Dataset records:

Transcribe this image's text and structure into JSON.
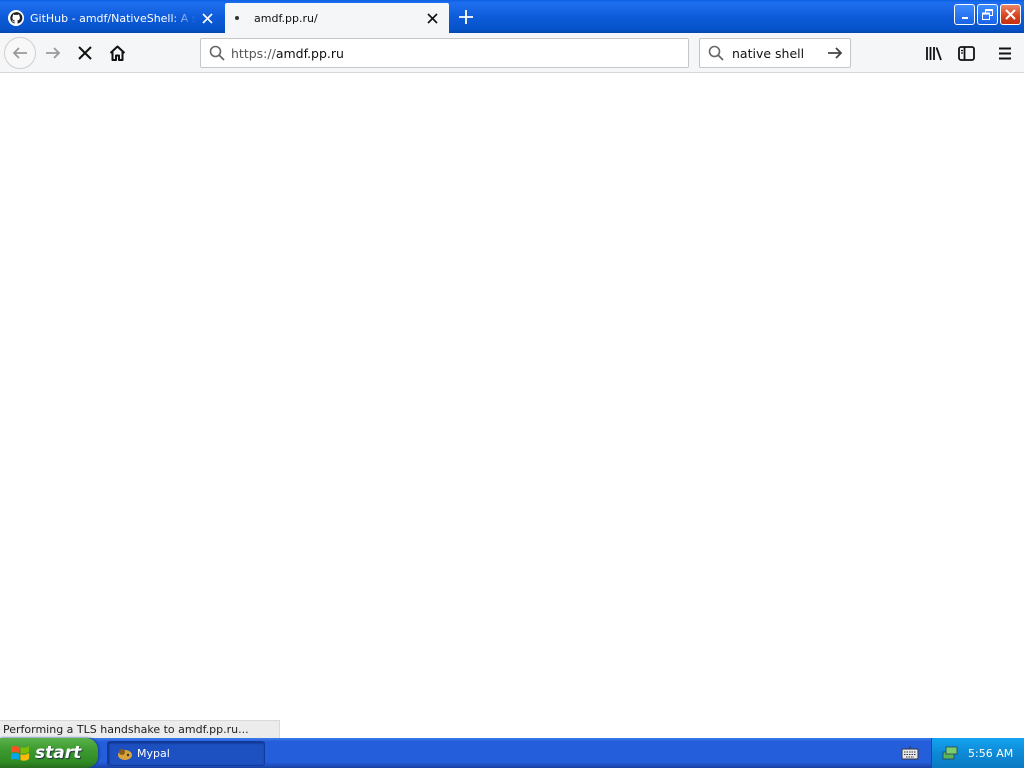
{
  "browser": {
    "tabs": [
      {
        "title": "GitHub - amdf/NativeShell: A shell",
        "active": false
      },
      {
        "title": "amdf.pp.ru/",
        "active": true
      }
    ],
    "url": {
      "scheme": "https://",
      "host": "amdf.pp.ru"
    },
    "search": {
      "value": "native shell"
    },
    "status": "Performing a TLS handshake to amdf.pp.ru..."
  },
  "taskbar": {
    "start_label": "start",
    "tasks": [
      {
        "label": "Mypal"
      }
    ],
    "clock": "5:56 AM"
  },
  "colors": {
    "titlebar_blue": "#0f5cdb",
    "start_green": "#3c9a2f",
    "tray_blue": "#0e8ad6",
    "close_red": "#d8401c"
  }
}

_To be done_:
Output the data exactly. Pictures don't belong in the result.

_Solution to the exercise_:
Transcribe this image's text and structure into JSON.
{
  "browser": {
    "tabs": [
      {
        "title": "GitHub - amdf/NativeShell: A shell",
        "active": false
      },
      {
        "title": "amdf.pp.ru/",
        "active": true
      }
    ],
    "url": {
      "scheme": "https://",
      "host": "amdf.pp.ru"
    },
    "search": {
      "value": "native shell"
    },
    "status": "Performing a TLS handshake to amdf.pp.ru..."
  },
  "taskbar": {
    "start_label": "start",
    "tasks": [
      {
        "label": "Mypal"
      }
    ],
    "clock": "5:56 AM"
  },
  "colors": {
    "titlebar_blue": "#0f5cdb",
    "start_green": "#3c9a2f",
    "tray_blue": "#0e8ad6",
    "close_red": "#d8401c"
  }
}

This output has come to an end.